* Problem to work on *
Copy the records below line for line, leaving out the pictures.

-- begin Excerpted records --

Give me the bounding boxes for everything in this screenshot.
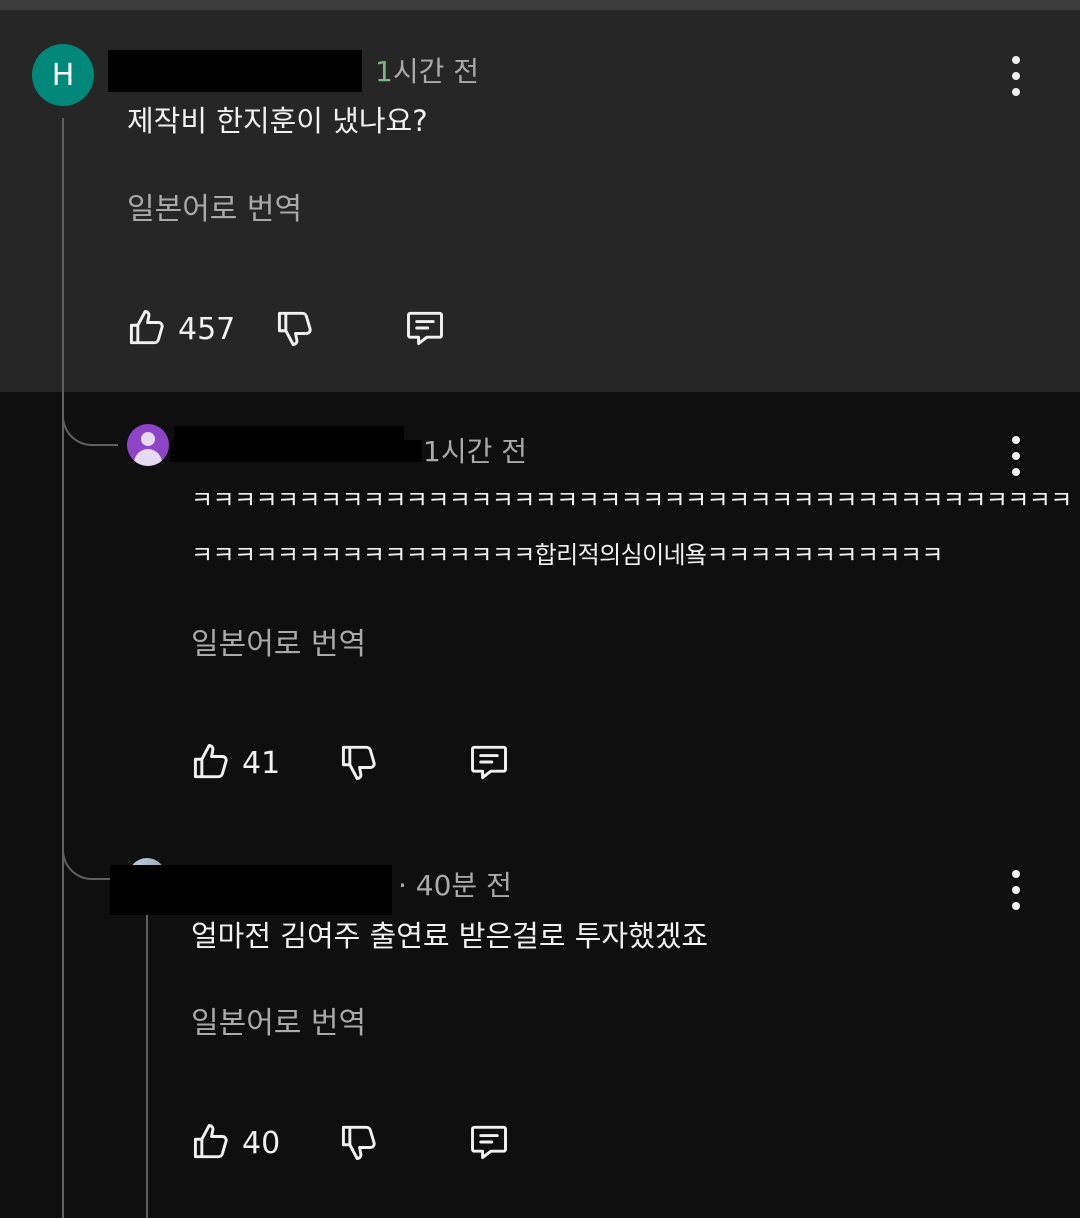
redacted-username (110, 865, 392, 915)
thumbs-down-icon[interactable] (337, 1120, 381, 1164)
avatar[interactable]: H (32, 44, 94, 106)
like-count: 41 (242, 746, 281, 781)
redacted-username (170, 440, 422, 462)
comment-text: 제작비 한지훈이 냈나요? (127, 104, 428, 138)
like-count: 40 (242, 1126, 281, 1161)
comment-timestamp: · 40분 전 (398, 869, 512, 902)
thumbs-up-icon[interactable] (189, 740, 233, 784)
thread-line (62, 118, 64, 1218)
reply-icon[interactable] (467, 1120, 511, 1164)
redacted-username (108, 50, 362, 92)
reply-icon[interactable] (467, 740, 511, 784)
thumbs-down-icon[interactable] (337, 740, 381, 784)
comment-timestamp: 1시간 전 (423, 435, 527, 468)
more-vert-icon[interactable] (1008, 56, 1024, 96)
comment-timestamp: 1시간 전 (375, 55, 480, 88)
top-divider (0, 0, 1080, 10)
more-vert-icon[interactable] (1008, 436, 1024, 476)
like-count: 457 (178, 312, 236, 347)
thumbs-down-icon[interactable] (273, 306, 317, 350)
reply-icon[interactable] (403, 306, 447, 350)
comment-text-line-1: ㅋㅋㅋㅋㅋㅋㅋㅋㅋㅋㅋㅋㅋㅋㅋㅋㅋㅋㅋㅋㅋㅋㅋㅋㅋㅋㅋㅋㅋㅋㅋㅋㅋㅋㅋㅋㅋㅋㅋㅋ… (191, 486, 1072, 514)
avatar[interactable] (127, 424, 169, 466)
translate-button[interactable]: 일본어로 번역 (191, 619, 366, 663)
comment-text: 얼마전 김여주 출연료 받은걸로 투자했겠죠 (191, 919, 709, 953)
thumbs-up-icon[interactable] (125, 306, 169, 350)
translate-button[interactable]: 일본어로 번역 (191, 998, 366, 1042)
reply-connector (62, 392, 118, 446)
thumbs-up-icon[interactable] (189, 1120, 233, 1164)
translate-button[interactable]: 일본어로 번역 (127, 184, 302, 228)
more-vert-icon[interactable] (1008, 870, 1024, 910)
comment-text-line-2: ㅋㅋㅋㅋㅋㅋㅋㅋㅋㅋㅋㅋㅋㅋㅋㅋ합리적의심이네욬ㅋㅋㅋㅋㅋㅋㅋㅋㅋㅋㅋ (191, 541, 943, 569)
reply-thread-line (146, 905, 148, 1218)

-- end Excerpted records --

* Final result *
Give me the bounding boxes for everything in this screenshot.
redacted-username (110, 865, 392, 915)
thumbs-down-icon[interactable] (337, 1120, 381, 1164)
avatar[interactable]: H (32, 44, 94, 106)
like-count: 41 (242, 746, 281, 781)
redacted-username (170, 440, 422, 462)
comment-text: 제작비 한지훈이 냈나요? (127, 104, 428, 138)
like-count: 40 (242, 1126, 281, 1161)
comment-timestamp: · 40분 전 (398, 869, 512, 902)
thumbs-up-icon[interactable] (189, 740, 233, 784)
thread-line (62, 118, 64, 1218)
reply-icon[interactable] (467, 1120, 511, 1164)
redacted-username (108, 50, 362, 92)
reply-icon[interactable] (467, 740, 511, 784)
thumbs-down-icon[interactable] (337, 740, 381, 784)
comment-timestamp: 1시간 전 (423, 435, 527, 468)
more-vert-icon[interactable] (1008, 56, 1024, 96)
comment-timestamp: 1시간 전 (375, 55, 480, 88)
top-divider (0, 0, 1080, 10)
more-vert-icon[interactable] (1008, 436, 1024, 476)
like-count: 457 (178, 312, 236, 347)
thumbs-down-icon[interactable] (273, 306, 317, 350)
reply-icon[interactable] (403, 306, 447, 350)
comment-text-line-1: ㅋㅋㅋㅋㅋㅋㅋㅋㅋㅋㅋㅋㅋㅋㅋㅋㅋㅋㅋㅋㅋㅋㅋㅋㅋㅋㅋㅋㅋㅋㅋㅋㅋㅋㅋㅋㅋㅋㅋㅋ… (191, 486, 1072, 514)
avatar[interactable] (127, 424, 169, 466)
translate-button[interactable]: 일본어로 번역 (191, 619, 366, 663)
comment-text: 얼마전 김여주 출연료 받은걸로 투자했겠죠 (191, 919, 709, 953)
thumbs-up-icon[interactable] (125, 306, 169, 350)
translate-button[interactable]: 일본어로 번역 (191, 998, 366, 1042)
reply-connector (62, 392, 118, 446)
thumbs-up-icon[interactable] (189, 1120, 233, 1164)
translate-button[interactable]: 일본어로 번역 (127, 184, 302, 228)
more-vert-icon[interactable] (1008, 870, 1024, 910)
comment-text-line-2: ㅋㅋㅋㅋㅋㅋㅋㅋㅋㅋㅋㅋㅋㅋㅋㅋ합리적의심이네욬ㅋㅋㅋㅋㅋㅋㅋㅋㅋㅋㅋ (191, 541, 943, 569)
reply-thread-line (146, 905, 148, 1218)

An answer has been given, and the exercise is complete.